Records
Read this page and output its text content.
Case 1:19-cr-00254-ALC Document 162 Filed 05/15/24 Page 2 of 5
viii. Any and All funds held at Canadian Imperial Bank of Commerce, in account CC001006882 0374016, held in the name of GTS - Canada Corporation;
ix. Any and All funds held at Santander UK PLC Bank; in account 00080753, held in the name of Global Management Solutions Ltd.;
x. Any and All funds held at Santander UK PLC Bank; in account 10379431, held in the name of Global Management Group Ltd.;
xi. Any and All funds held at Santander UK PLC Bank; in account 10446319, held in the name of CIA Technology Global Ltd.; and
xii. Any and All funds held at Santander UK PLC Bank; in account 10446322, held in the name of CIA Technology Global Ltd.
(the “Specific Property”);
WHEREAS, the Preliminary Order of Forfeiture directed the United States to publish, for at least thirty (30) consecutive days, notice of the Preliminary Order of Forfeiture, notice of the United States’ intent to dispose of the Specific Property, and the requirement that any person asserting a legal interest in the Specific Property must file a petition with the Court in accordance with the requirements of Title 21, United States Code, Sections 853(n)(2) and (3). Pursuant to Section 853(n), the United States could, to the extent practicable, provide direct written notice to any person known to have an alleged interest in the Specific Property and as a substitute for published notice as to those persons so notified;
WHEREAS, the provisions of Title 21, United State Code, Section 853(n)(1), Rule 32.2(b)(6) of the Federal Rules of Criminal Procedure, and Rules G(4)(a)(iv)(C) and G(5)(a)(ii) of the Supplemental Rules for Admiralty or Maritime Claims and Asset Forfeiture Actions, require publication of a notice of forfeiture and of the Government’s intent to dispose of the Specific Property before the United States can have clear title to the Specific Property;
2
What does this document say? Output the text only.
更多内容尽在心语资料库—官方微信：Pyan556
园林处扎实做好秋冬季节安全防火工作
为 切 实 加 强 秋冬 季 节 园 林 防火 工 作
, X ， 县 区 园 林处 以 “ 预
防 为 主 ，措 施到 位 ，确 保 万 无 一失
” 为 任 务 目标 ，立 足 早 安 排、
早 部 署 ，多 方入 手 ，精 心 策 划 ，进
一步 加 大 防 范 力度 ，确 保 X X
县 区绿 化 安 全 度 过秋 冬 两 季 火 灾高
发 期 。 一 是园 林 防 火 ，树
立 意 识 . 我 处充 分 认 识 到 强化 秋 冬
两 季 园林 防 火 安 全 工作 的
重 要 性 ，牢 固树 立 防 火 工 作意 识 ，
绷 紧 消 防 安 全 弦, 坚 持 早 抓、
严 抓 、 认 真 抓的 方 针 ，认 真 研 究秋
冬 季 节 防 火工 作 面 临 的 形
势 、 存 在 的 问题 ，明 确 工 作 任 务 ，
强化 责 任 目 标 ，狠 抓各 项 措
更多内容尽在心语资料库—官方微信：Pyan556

What is being asked
Search the records for the word "Bank", then list every line that has it.

Finished answer
viii. Any and All funds held at Canadian Imperial Bank of Commerce, in account CC001006882 0374016, held in the name of GTS - Canada Corporation;
ix. Any and All funds held at Santander UK PLC Bank; in account 00080753, held in the name of Global Management Solutions Ltd.;
x. Any and All funds held at Santander UK PLC Bank; in account 10379431, held in the name of Global Management Group Ltd.;
xi. Any and All funds held at Santander UK PLC Bank; in account 10446319, held in the name of CIA Technology Global Ltd.; and
xii. Any and All funds held at Santander UK PLC Bank; in account 10446322, held in the name of CIA Technology Global Ltd.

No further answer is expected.